-- Written instruction --
Format the listing below as a Markdown table with the columns Row and Text, starting at the line that contains "Where is each" and ending at the line that contains "info-label: Info — [739, 412, 781, 440]", with both of those lines included. Number each line under Row, put the line itself under Text, and leave out blank lines and pictures.

-- Listed records --
— Begin —
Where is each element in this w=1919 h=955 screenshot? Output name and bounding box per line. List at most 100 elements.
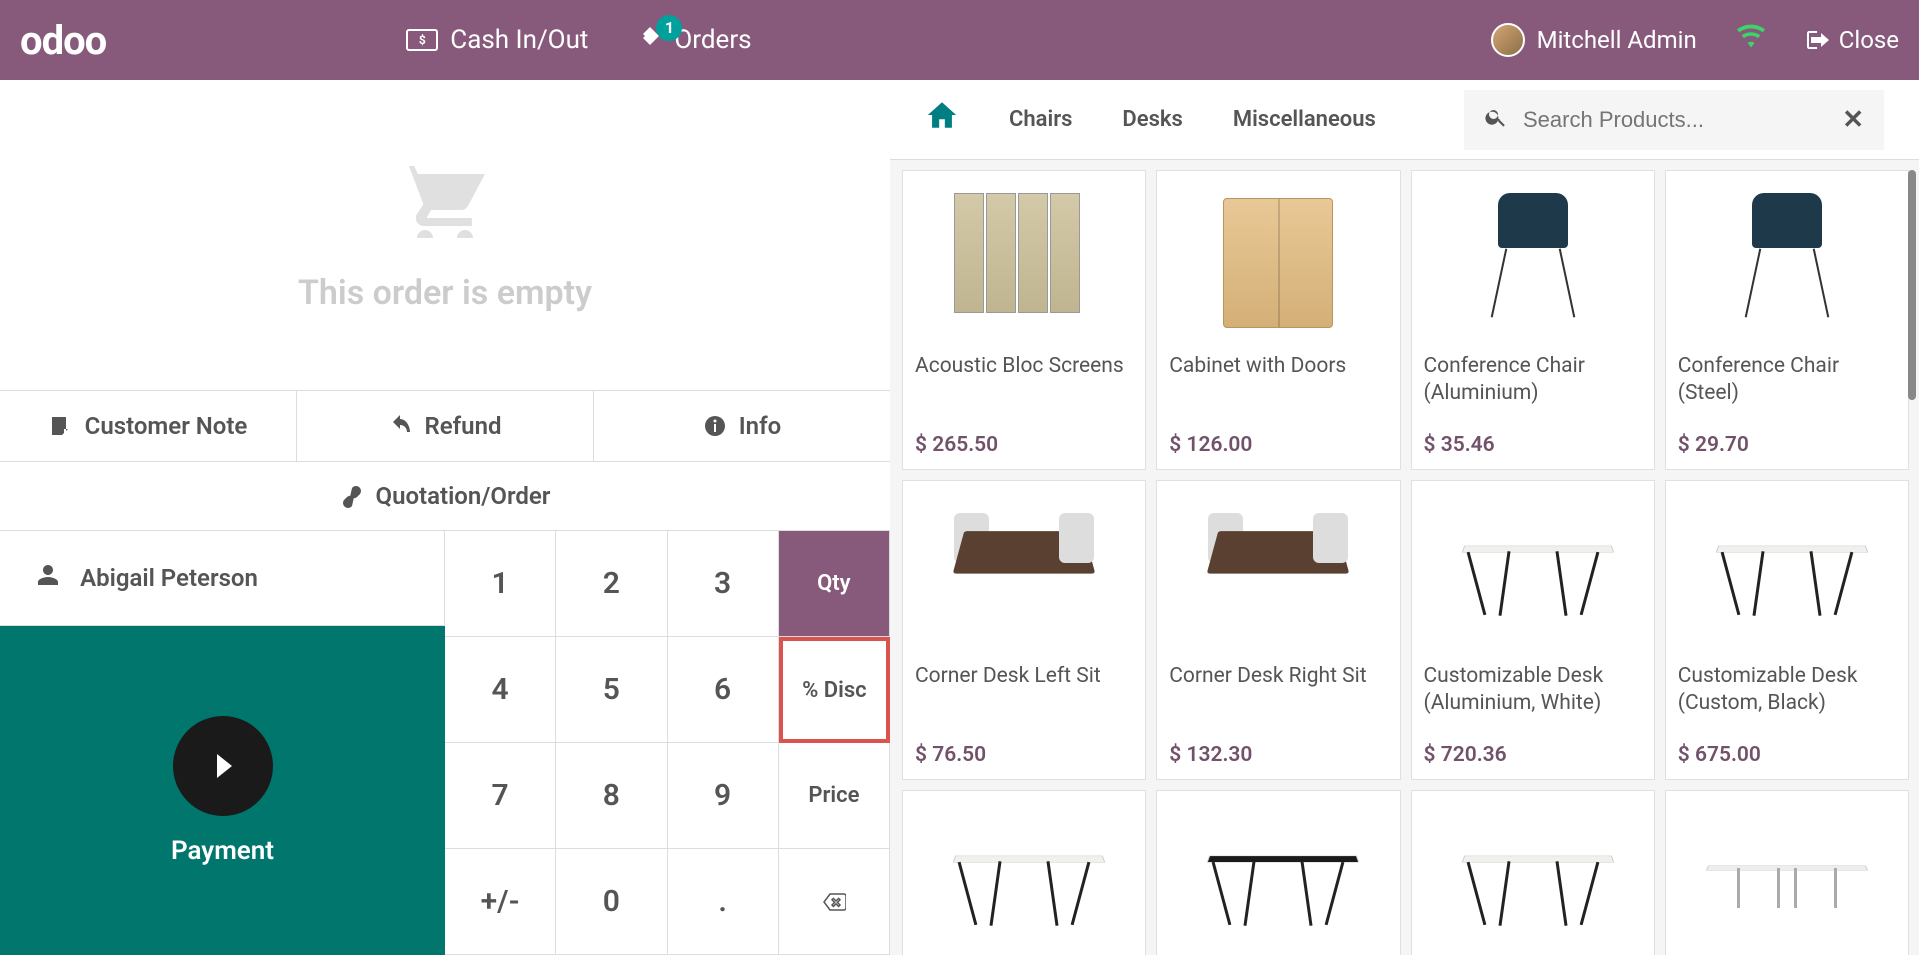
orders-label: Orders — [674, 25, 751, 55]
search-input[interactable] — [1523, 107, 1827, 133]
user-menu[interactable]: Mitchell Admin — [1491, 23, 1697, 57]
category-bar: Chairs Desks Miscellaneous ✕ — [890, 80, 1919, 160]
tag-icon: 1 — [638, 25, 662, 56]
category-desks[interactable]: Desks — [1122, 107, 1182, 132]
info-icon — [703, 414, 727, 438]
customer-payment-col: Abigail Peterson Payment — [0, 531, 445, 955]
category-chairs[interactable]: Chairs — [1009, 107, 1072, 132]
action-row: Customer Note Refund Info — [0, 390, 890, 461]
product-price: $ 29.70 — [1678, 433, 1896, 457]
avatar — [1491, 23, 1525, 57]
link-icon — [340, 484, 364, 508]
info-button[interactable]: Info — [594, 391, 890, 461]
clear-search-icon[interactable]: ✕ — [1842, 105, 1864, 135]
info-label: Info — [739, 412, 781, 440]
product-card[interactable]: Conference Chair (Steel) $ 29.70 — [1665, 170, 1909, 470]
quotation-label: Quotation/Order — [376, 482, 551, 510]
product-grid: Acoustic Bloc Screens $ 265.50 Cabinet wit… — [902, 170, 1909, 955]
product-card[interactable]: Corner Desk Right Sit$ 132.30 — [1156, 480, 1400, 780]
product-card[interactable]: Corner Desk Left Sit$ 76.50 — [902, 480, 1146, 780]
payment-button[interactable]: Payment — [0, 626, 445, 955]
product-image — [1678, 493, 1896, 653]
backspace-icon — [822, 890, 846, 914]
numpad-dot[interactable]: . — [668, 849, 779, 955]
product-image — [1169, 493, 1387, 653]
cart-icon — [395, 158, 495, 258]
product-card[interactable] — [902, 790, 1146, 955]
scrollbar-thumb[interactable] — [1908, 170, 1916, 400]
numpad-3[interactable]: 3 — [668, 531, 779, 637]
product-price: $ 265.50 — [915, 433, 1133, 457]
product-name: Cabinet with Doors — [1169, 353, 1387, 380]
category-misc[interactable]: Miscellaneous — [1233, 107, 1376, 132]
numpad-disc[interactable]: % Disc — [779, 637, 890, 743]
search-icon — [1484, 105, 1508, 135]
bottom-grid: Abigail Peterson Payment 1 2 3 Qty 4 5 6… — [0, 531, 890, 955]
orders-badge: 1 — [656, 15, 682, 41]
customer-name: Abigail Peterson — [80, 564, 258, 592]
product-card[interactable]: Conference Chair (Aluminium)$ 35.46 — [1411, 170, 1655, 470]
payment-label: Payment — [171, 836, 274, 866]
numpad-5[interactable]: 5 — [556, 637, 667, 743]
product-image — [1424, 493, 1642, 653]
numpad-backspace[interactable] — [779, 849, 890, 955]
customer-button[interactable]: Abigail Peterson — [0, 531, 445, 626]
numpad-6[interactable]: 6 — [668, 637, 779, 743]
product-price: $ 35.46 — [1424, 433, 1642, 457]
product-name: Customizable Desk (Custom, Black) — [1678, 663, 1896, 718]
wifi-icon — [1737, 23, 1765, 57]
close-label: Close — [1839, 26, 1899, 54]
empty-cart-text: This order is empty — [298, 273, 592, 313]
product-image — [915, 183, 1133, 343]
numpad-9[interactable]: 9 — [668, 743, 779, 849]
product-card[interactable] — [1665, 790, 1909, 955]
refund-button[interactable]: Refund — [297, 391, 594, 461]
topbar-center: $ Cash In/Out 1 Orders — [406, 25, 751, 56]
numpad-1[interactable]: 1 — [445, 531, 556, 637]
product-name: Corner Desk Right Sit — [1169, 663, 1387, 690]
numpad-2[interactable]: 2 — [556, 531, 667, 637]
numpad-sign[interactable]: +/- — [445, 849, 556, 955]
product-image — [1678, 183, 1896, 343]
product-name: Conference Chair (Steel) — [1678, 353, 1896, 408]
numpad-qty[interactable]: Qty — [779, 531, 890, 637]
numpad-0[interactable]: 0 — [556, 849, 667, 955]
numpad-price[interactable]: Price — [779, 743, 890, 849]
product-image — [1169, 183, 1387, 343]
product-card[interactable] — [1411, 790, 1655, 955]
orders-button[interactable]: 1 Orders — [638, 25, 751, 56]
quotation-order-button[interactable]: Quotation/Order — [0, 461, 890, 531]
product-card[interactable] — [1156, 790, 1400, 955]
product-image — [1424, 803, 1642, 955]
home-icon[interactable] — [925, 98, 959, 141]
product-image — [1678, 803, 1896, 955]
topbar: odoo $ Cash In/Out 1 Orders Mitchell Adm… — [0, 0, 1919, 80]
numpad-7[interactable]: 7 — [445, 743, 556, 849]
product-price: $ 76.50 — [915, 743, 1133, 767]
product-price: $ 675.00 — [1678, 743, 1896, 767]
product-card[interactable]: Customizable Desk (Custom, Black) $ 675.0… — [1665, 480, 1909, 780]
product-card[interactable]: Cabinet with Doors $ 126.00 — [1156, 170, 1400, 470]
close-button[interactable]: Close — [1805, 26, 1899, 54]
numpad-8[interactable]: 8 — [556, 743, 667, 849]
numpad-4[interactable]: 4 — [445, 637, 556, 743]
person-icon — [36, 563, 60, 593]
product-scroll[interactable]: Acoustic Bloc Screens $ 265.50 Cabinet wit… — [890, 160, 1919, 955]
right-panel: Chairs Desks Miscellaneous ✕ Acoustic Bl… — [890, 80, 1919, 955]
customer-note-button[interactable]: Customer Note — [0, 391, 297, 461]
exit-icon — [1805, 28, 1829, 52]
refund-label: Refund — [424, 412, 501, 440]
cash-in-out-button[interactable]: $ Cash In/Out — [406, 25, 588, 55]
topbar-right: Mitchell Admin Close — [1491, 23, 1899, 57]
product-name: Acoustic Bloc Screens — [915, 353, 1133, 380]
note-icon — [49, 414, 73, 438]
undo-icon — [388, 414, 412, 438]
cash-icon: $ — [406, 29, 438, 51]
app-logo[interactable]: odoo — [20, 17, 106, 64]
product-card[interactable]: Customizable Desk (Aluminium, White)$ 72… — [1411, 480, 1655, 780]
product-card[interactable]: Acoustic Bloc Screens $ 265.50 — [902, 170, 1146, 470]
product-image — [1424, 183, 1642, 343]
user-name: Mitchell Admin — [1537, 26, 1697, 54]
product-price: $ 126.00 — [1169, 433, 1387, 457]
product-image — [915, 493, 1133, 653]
— End —
— Begin —
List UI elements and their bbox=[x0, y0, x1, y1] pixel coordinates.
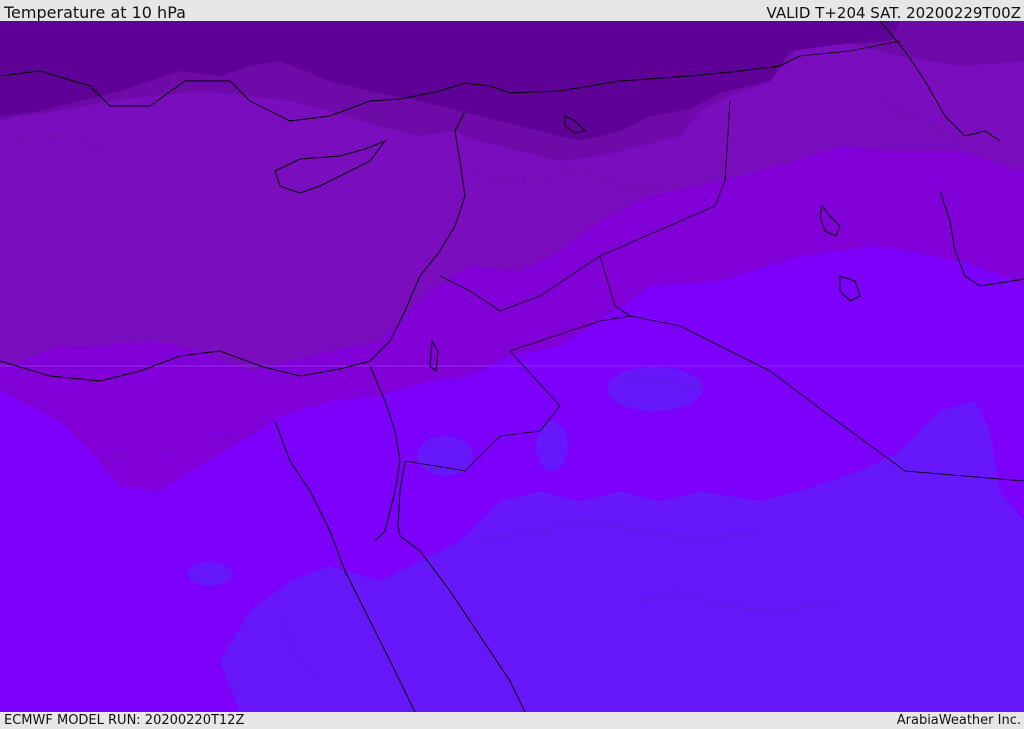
— End —
-- Reply to the exercise --
| Row | Text |
|---|---|
| 1 | Where is each element in this w=1919 h=955 screenshot? Output name and bounding box per line. List at most 100 elements. |
| 2 | orders-label: Orders — [674, 25, 751, 55] |
| 3 | search-input[interactable] — [1523, 107, 1827, 133] |
| 4 | user-menu[interactable]: Mitchell Admin — [1491, 23, 1697, 57] |
| 5 | category-bar: Chairs Desks Miscellaneous ✕ — [890, 80, 1919, 160] |
| 6 | tag-icon: 1 — [638, 25, 662, 56] |
| 7 | category-desks[interactable]: Desks — [1122, 107, 1182, 132] |
| 8 | info-icon — [703, 414, 727, 438] |
| 9 | customer-payment-col: Abigail Peterson Payment — [0, 531, 445, 955] |
| 10 | category-chairs[interactable]: Chairs — [1009, 107, 1072, 132] |
| 11 | action-row: Customer Note Refund Info — [0, 390, 890, 461] |
| 12 | product-price: $ 29.70 — [1678, 433, 1896, 457] |
| 13 | avatar — [1491, 23, 1525, 57] |
| 14 | link-icon — [340, 484, 364, 508] |
| 15 | info-button[interactable]: Info — [594, 391, 890, 461] |
| 16 | clear-search-icon[interactable]: ✕ — [1842, 105, 1864, 135] |
| 17 | info-label: Info — [739, 412, 781, 440] |